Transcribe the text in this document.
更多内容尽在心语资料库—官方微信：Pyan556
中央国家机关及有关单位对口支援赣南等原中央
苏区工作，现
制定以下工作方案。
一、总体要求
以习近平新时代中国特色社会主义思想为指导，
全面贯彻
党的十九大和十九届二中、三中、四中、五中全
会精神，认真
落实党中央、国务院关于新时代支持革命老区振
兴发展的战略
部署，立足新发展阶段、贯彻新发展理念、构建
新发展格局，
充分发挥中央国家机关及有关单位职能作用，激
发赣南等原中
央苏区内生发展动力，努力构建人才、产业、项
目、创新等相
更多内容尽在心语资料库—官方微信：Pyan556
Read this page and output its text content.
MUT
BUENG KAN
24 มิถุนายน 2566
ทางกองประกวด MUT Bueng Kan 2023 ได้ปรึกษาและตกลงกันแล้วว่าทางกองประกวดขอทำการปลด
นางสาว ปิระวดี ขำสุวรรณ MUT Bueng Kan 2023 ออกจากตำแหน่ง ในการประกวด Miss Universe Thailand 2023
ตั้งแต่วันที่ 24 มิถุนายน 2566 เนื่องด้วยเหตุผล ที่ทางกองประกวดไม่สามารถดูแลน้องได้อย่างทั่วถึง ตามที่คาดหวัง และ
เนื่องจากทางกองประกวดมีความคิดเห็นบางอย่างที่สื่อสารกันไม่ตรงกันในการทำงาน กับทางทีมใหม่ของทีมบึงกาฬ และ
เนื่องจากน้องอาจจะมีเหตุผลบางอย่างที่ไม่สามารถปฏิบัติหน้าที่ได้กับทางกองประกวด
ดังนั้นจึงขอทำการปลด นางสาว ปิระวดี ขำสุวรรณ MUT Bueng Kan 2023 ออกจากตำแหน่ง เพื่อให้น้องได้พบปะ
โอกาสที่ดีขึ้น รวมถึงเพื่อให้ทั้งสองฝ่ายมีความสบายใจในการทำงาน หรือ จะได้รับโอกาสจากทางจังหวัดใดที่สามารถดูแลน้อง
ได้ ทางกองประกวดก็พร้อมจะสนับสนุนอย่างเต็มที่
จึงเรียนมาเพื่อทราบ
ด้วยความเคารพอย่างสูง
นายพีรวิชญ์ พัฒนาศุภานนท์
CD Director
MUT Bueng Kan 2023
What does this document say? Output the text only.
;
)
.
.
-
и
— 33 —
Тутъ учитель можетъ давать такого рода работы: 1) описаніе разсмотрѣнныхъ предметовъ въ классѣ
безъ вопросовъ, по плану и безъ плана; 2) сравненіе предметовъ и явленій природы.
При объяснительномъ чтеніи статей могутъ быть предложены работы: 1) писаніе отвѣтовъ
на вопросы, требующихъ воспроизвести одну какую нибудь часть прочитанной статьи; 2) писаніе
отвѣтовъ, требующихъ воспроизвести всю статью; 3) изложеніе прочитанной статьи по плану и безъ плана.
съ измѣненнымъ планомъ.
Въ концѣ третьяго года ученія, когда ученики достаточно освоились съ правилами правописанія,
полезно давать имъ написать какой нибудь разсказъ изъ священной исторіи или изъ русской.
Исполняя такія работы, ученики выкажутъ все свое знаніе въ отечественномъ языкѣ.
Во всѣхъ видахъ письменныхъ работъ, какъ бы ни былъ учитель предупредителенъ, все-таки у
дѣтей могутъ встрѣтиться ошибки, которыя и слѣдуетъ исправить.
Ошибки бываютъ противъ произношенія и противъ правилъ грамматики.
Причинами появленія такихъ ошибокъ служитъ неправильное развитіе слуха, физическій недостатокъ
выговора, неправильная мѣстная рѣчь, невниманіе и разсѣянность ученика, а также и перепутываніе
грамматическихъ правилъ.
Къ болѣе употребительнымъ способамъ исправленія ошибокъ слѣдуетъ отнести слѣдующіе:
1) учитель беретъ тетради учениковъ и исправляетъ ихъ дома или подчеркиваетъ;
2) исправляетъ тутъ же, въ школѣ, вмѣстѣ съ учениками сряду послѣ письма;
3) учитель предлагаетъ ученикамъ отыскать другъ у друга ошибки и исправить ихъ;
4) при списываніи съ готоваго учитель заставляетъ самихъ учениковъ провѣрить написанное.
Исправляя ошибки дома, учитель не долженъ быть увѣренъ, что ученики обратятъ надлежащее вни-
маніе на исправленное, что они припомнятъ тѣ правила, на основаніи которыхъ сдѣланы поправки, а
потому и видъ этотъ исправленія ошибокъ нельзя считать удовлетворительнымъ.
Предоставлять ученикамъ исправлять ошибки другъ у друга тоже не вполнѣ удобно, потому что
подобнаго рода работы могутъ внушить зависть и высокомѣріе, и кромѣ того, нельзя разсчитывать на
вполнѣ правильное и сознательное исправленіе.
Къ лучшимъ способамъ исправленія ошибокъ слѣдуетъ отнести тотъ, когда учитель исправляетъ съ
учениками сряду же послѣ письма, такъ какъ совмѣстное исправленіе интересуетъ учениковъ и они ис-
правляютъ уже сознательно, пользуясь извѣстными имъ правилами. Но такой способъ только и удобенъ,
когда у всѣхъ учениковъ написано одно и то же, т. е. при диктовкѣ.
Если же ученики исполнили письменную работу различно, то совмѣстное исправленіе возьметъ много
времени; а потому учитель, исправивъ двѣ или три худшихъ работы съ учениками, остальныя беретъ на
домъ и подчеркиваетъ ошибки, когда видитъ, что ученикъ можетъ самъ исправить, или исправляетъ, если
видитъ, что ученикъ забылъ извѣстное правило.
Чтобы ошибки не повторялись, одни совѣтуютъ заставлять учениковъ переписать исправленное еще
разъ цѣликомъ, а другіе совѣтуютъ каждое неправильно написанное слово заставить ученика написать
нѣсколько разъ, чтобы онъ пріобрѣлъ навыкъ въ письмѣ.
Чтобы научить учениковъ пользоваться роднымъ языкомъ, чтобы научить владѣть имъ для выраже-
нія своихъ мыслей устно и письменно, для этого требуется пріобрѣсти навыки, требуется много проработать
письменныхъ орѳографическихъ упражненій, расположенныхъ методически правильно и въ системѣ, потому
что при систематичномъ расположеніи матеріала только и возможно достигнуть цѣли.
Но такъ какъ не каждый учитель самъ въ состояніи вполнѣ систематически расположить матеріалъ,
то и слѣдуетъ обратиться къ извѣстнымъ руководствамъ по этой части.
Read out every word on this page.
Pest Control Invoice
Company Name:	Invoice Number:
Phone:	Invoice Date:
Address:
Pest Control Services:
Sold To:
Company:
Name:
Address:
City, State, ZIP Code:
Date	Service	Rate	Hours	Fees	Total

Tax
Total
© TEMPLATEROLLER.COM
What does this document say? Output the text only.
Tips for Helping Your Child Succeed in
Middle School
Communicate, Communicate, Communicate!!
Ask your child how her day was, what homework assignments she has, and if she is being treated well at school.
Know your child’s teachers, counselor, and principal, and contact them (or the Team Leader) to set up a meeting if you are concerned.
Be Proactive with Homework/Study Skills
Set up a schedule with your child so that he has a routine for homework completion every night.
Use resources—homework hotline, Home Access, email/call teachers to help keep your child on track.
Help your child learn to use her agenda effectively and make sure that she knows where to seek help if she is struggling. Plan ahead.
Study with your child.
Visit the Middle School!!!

^^^^^^^^

Take the listing above and set it down exactly.

Transcribe the text in this document.
更多内容尽在心语资料库—官方微信：Pyan556
中央国家机关及有关单位对口支援赣南等原中央
苏区工作，现
制定以下工作方案。
一、总体要求
以习近平新时代中国特色社会主义思想为指导，
全面贯彻
党的十九大和十九届二中、三中、四中、五中全
会精神，认真
落实党中央、国务院关于新时代支持革命老区振
兴发展的战略
部署，立足新发展阶段、贯彻新发展理念、构建
新发展格局，
充分发挥中央国家机关及有关单位职能作用，激
发赣南等原中
央苏区内生发展动力，努力构建人才、产业、项
目、创新等相
更多内容尽在心语资料库—官方微信：Pyan556
Read this page and output its text content.
MUT
BUENG KAN
24 มิถุนายน 2566
ทางกองประกวด MUT Bueng Kan 2023 ได้ปรึกษาและตกลงกันแล้วว่าทางกองประกวดขอทำการปลด
นางสาว ปิระวดี ขำสุวรรณ MUT Bueng Kan 2023 ออกจากตำแหน่ง ในการประกวด Miss Universe Thailand 2023
ตั้งแต่วันที่ 24 มิถุนายน 2566 เนื่องด้วยเหตุผล ที่ทางกองประกวดไม่สามารถดูแลน้องได้อย่างทั่วถึง ตามที่คาดหวัง และ
เนื่องจากทางกองประกวดมีความคิดเห็นบางอย่างที่สื่อสารกันไม่ตรงกันในการทำงาน กับทางทีมใหม่ของทีมบึงกาฬ และ
เนื่องจากน้องอาจจะมีเหตุผลบางอย่างที่ไม่สามารถปฏิบัติหน้าที่ได้กับทางกองประกวด
ดังนั้นจึงขอทำการปลด นางสาว ปิระวดี ขำสุวรรณ MUT Bueng Kan 2023 ออกจากตำแหน่ง เพื่อให้น้องได้พบปะ
โอกาสที่ดีขึ้น รวมถึงเพื่อให้ทั้งสองฝ่ายมีความสบายใจในการทำงาน หรือ จะได้รับโอกาสจากทางจังหวัดใดที่สามารถดูแลน้อง
ได้ ทางกองประกวดก็พร้อมจะสนับสนุนอย่างเต็มที่
จึงเรียนมาเพื่อทราบ
ด้วยความเคารพอย่างสูง
นายพีรวิชญ์ พัฒนาศุภานนท์
CD Director
MUT Bueng Kan 2023
What does this document say? Output the text only.
;
)
.
.
-
и
— 33 —
Тутъ учитель можетъ давать такого рода работы: 1) описаніе разсмотрѣнныхъ предметовъ въ классѣ
безъ вопросовъ, по плану и безъ плана; 2) сравненіе предметовъ и явленій природы.
При объяснительномъ чтеніи статей могутъ быть предложены работы: 1) писаніе отвѣтовъ
на вопросы, требующихъ воспроизвести одну какую нибудь часть прочитанной статьи; 2) писаніе
отвѣтовъ, требующихъ воспроизвести всю статью; 3) изложеніе прочитанной статьи по плану и безъ плана.
съ измѣненнымъ планомъ.
Въ концѣ третьяго года ученія, когда ученики достаточно освоились съ правилами правописанія,
полезно давать имъ написать какой нибудь разсказъ изъ священной исторіи или изъ русской.
Исполняя такія работы, ученики выкажутъ все свое знаніе въ отечественномъ языкѣ.
Во всѣхъ видахъ письменныхъ работъ, какъ бы ни былъ учитель предупредителенъ, все-таки у
дѣтей могутъ встрѣтиться ошибки, которыя и слѣдуетъ исправить.
Ошибки бываютъ противъ произношенія и противъ правилъ грамматики.
Причинами появленія такихъ ошибокъ служитъ неправильное развитіе слуха, физическій недостатокъ
выговора, неправильная мѣстная рѣчь, невниманіе и разсѣянность ученика, а также и перепутываніе
грамматическихъ правилъ.
Къ болѣе употребительнымъ способамъ исправленія ошибокъ слѣдуетъ отнести слѣдующіе:
1) учитель беретъ тетради учениковъ и исправляетъ ихъ дома или подчеркиваетъ;
2) исправляетъ тутъ же, въ школѣ, вмѣстѣ съ учениками сряду послѣ письма;
3) учитель предлагаетъ ученикамъ отыскать другъ у друга ошибки и исправить ихъ;
4) при списываніи съ готоваго учитель заставляетъ самихъ учениковъ провѣрить написанное.
Исправляя ошибки дома, учитель не долженъ быть увѣренъ, что ученики обратятъ надлежащее вни-
маніе на исправленное, что они припомнятъ тѣ правила, на основаніи которыхъ сдѣланы поправки, а
потому и видъ этотъ исправленія ошибокъ нельзя считать удовлетворительнымъ.
Предоставлять ученикамъ исправлять ошибки другъ у друга тоже не вполнѣ удобно, потому что
подобнаго рода работы могутъ внушить зависть и высокомѣріе, и кромѣ того, нельзя разсчитывать на
вполнѣ правильное и сознательное исправленіе.
Къ лучшимъ способамъ исправленія ошибокъ слѣдуетъ отнести тотъ, когда учитель исправляетъ съ
учениками сряду же послѣ письма, такъ какъ совмѣстное исправленіе интересуетъ учениковъ и они ис-
правляютъ уже сознательно, пользуясь извѣстными имъ правилами. Но такой способъ только и удобенъ,
когда у всѣхъ учениковъ написано одно и то же, т. е. при диктовкѣ.
Если же ученики исполнили письменную работу различно, то совмѣстное исправленіе возьметъ много
времени; а потому учитель, исправивъ двѣ или три худшихъ работы съ учениками, остальныя беретъ на
домъ и подчеркиваетъ ошибки, когда видитъ, что ученикъ можетъ самъ исправить, или исправляетъ, если
видитъ, что ученикъ забылъ извѣстное правило.
Чтобы ошибки не повторялись, одни совѣтуютъ заставлять учениковъ переписать исправленное еще
разъ цѣликомъ, а другіе совѣтуютъ каждое неправильно написанное слово заставить ученика написать
нѣсколько разъ, чтобы онъ пріобрѣлъ навыкъ въ письмѣ.
Чтобы научить учениковъ пользоваться роднымъ языкомъ, чтобы научить владѣть имъ для выраже-
нія своихъ мыслей устно и письменно, для этого требуется пріобрѣсти навыки, требуется много проработать
письменныхъ орѳографическихъ упражненій, расположенныхъ методически правильно и въ системѣ, потому
что при систематичномъ расположеніи матеріала только и возможно достигнуть цѣли.
Но такъ какъ не каждый учитель самъ въ состояніи вполнѣ систематически расположить матеріалъ,
то и слѣдуетъ обратиться къ извѣстнымъ руководствамъ по этой части.
Read out every word on this page.
Pest Control Invoice
Company Name:	Invoice Number:
Phone:	Invoice Date:
Address:
Pest Control Services:
Sold To:
Company:
Name:
Address:
City, State, ZIP Code:
Date	Service	Rate	Hours	Fees	Total

Tax
Total
© TEMPLATEROLLER.COM
What does this document say? Output the text only.
Tips for Helping Your Child Succeed in
Middle School
Communicate, Communicate, Communicate!!
Ask your child how her day was, what homework assignments she has, and if she is being treated well at school.
Know your child’s teachers, counselor, and principal, and contact them (or the Team Leader) to set up a meeting if you are concerned.
Be Proactive with Homework/Study Skills
Set up a schedule with your child so that he has a routine for homework completion every night.
Use resources—homework hotline, Home Access, email/call teachers to help keep your child on track.
Help your child learn to use her agenda effectively and make sure that she knows where to seek help if she is struggling. Plan ahead.
Study with your child.
Visit the Middle School!!!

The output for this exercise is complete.